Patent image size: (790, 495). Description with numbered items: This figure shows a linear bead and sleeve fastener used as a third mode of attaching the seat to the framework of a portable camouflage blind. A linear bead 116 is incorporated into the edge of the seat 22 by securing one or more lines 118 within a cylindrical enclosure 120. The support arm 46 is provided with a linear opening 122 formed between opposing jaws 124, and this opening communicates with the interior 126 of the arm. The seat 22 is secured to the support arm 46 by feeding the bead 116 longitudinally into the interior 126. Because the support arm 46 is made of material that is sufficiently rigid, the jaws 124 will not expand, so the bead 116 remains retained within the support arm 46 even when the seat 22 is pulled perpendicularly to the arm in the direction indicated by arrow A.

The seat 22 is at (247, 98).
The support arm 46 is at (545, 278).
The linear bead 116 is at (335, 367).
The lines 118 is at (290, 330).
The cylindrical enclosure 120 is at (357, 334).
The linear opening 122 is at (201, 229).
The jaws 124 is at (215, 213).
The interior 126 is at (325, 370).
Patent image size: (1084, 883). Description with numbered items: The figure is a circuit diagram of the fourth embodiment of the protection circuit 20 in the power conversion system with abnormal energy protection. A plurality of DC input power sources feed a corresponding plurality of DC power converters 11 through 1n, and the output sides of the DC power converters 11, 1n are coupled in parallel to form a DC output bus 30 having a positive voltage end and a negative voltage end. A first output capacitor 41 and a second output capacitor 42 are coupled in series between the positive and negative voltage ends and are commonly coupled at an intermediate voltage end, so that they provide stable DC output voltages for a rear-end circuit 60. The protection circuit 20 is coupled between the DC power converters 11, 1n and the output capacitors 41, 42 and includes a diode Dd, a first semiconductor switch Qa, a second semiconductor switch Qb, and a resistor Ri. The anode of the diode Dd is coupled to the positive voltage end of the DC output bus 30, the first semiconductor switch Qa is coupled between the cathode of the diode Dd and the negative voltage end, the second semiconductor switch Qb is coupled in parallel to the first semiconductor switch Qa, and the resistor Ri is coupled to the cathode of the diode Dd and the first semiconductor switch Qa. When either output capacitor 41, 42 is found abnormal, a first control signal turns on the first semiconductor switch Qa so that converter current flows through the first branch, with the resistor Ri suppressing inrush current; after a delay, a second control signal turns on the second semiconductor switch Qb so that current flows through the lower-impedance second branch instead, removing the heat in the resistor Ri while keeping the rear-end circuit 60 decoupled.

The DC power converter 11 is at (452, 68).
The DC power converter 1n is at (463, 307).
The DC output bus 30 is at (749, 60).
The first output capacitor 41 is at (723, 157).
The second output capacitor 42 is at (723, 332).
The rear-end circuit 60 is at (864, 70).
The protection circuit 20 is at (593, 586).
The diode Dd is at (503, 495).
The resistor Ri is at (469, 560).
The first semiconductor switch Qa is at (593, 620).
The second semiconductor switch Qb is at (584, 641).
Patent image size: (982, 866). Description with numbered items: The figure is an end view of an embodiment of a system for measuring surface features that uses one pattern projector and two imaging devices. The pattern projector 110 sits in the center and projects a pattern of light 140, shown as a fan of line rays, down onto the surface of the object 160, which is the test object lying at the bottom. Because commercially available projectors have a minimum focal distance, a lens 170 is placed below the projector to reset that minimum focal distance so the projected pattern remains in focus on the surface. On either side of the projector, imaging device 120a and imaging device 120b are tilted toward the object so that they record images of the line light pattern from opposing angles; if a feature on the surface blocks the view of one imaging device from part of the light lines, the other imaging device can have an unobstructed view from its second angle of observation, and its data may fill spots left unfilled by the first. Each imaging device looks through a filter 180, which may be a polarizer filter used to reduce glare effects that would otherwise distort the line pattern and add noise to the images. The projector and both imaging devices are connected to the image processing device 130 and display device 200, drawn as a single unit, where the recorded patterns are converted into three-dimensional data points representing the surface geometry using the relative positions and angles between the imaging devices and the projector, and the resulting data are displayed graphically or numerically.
= = = =
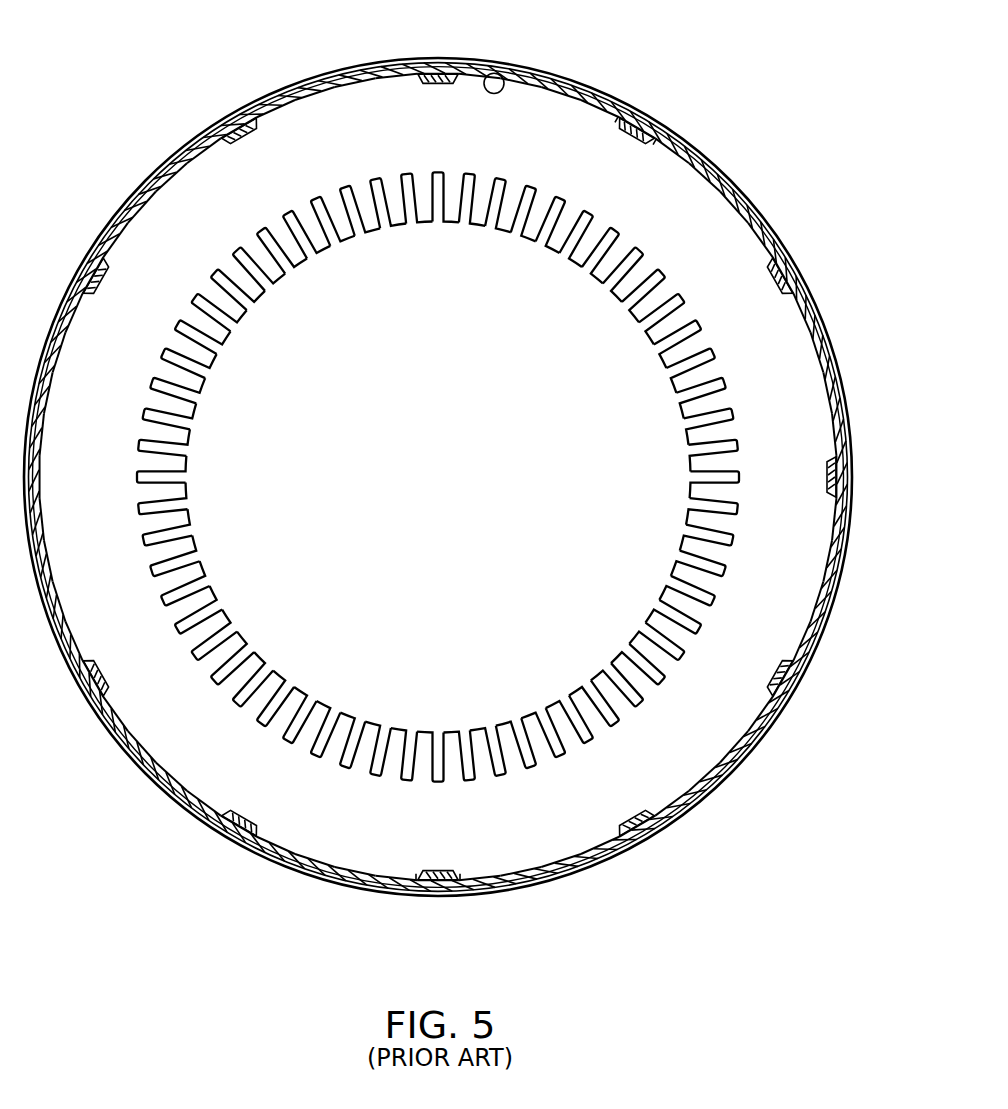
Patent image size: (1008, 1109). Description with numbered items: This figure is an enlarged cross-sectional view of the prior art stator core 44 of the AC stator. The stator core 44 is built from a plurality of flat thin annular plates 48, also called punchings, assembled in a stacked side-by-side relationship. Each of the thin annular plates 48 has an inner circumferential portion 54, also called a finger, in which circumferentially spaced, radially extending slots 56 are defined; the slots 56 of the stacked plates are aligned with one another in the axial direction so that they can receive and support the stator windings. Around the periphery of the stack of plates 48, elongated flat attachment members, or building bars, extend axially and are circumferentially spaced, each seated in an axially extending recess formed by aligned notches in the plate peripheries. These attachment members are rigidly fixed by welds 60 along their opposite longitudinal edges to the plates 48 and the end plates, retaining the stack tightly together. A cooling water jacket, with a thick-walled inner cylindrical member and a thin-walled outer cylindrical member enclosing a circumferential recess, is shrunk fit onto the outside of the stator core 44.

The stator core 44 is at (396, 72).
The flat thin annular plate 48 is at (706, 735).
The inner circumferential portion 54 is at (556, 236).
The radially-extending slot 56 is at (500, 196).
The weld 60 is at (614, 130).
= = = =
**DIRECTIONS FOR THIS TASK:**
Locate every line in the entries above that contains the word "jaws", and copy each of those lines. Match case exactly.

**CORRECT RESULT:**
Patent image size: (790, 495). Description with numbered items: This figure shows a linear bead and sleeve fastener used as a third mode of attaching the seat to the framework of a portable camouflage blind. A linear bead 116 is incorporated into the edge of the seat 22 by securing one or more lines 118 within a cylindrical enclosure 120. The support arm 46 is provided with a linear opening 122 formed between opposing jaws 124, and this opening communicates with the interior 126 of the arm. The seat 22 is secured to the support arm 46 by feeding the bead 116 longitudinally into the interior 126. Because the support arm 46 is made of material that is sufficiently rigid, the jaws 124 will not expand, so the bead 116 remains retained within the support arm 46 even when the seat 22 is pulled perpendicularly to the arm in the direction indicated by arrow A.
The jaws 124 is at (215, 213).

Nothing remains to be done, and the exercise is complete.